▶ _Directions for this task_: Filter the rows below down to every line that contains the string "尊敬的各位来宾", and copy those lines out. Case counts.

▶ _Dataset excerpts_:
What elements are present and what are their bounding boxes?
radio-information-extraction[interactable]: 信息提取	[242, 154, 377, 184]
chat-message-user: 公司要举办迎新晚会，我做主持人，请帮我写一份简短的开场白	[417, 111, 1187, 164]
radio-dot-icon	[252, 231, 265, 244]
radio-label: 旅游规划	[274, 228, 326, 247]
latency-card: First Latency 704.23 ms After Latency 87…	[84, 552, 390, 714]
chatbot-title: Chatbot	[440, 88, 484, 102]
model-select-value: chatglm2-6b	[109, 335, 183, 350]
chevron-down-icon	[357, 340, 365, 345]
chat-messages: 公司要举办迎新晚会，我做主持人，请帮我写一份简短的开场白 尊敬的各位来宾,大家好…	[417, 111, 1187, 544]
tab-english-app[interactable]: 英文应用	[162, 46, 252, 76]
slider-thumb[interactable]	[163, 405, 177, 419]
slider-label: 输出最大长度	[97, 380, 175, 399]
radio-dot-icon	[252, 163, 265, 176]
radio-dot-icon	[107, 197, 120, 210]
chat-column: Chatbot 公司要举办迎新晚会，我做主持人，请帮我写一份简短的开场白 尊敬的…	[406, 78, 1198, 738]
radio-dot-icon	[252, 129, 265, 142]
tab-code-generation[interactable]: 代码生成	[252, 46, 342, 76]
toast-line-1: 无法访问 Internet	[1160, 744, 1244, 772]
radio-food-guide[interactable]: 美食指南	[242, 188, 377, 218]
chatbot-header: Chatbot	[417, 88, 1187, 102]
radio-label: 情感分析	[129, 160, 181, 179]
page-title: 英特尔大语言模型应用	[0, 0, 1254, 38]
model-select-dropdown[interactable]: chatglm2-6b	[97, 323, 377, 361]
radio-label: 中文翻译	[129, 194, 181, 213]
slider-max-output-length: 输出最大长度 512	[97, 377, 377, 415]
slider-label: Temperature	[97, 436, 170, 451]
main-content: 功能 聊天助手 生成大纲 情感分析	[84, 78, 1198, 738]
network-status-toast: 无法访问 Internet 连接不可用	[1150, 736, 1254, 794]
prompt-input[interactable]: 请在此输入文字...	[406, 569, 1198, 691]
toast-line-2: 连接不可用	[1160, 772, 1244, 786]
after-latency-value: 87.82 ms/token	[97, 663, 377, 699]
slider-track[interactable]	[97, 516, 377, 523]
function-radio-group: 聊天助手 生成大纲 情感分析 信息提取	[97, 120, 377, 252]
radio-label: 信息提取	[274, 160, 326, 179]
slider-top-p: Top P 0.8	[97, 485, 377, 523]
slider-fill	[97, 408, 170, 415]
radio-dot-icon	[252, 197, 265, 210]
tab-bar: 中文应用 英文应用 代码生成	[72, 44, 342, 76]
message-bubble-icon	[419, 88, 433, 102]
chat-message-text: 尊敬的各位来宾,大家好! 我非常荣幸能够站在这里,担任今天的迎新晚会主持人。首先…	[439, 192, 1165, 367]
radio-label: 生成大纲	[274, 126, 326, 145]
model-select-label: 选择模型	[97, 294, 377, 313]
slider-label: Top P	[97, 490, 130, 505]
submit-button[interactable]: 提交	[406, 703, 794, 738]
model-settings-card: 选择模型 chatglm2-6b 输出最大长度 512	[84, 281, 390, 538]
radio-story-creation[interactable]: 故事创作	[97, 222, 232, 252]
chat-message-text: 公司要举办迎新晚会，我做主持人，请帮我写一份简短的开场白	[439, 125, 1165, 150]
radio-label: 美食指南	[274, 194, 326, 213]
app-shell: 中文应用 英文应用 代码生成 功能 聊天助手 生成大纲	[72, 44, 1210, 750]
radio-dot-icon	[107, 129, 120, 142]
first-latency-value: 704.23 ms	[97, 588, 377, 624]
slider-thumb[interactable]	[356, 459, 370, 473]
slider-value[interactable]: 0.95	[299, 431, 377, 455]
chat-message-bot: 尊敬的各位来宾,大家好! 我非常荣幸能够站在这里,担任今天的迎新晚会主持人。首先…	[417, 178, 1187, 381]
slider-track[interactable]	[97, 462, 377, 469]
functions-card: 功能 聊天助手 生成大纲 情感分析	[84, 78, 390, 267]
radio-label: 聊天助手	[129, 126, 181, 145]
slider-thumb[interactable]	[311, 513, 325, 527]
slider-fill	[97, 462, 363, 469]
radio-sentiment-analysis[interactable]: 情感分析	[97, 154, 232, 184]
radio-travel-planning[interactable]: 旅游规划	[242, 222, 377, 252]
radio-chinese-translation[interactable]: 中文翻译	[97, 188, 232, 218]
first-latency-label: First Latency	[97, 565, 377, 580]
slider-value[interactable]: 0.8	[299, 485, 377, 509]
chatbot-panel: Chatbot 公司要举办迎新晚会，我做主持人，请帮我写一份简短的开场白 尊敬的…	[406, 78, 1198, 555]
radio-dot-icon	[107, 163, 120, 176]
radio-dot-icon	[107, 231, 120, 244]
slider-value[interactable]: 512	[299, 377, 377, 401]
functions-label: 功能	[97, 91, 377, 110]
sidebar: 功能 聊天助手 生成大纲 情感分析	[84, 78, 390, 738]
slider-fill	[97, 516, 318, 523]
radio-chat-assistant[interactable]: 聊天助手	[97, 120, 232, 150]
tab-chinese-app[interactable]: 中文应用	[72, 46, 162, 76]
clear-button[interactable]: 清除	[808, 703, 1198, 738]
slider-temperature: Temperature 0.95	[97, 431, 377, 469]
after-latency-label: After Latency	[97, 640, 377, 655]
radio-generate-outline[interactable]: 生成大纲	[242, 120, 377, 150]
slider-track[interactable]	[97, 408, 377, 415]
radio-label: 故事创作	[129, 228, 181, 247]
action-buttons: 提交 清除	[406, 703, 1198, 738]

▶ _Completed task_:
chat-messages: 公司要举办迎新晚会，我做主持人，请帮我写一份简短的开场白 尊敬的各位来宾,大家好…	[417, 111, 1187, 544]
chat-message-text: 尊敬的各位来宾,大家好! 我非常荣幸能够站在这里,担任今天的迎新晚会主持人。首先…	[439, 192, 1165, 367]
chat-message-bot: 尊敬的各位来宾,大家好! 我非常荣幸能够站在这里,担任今天的迎新晚会主持人。首先…	[417, 178, 1187, 381]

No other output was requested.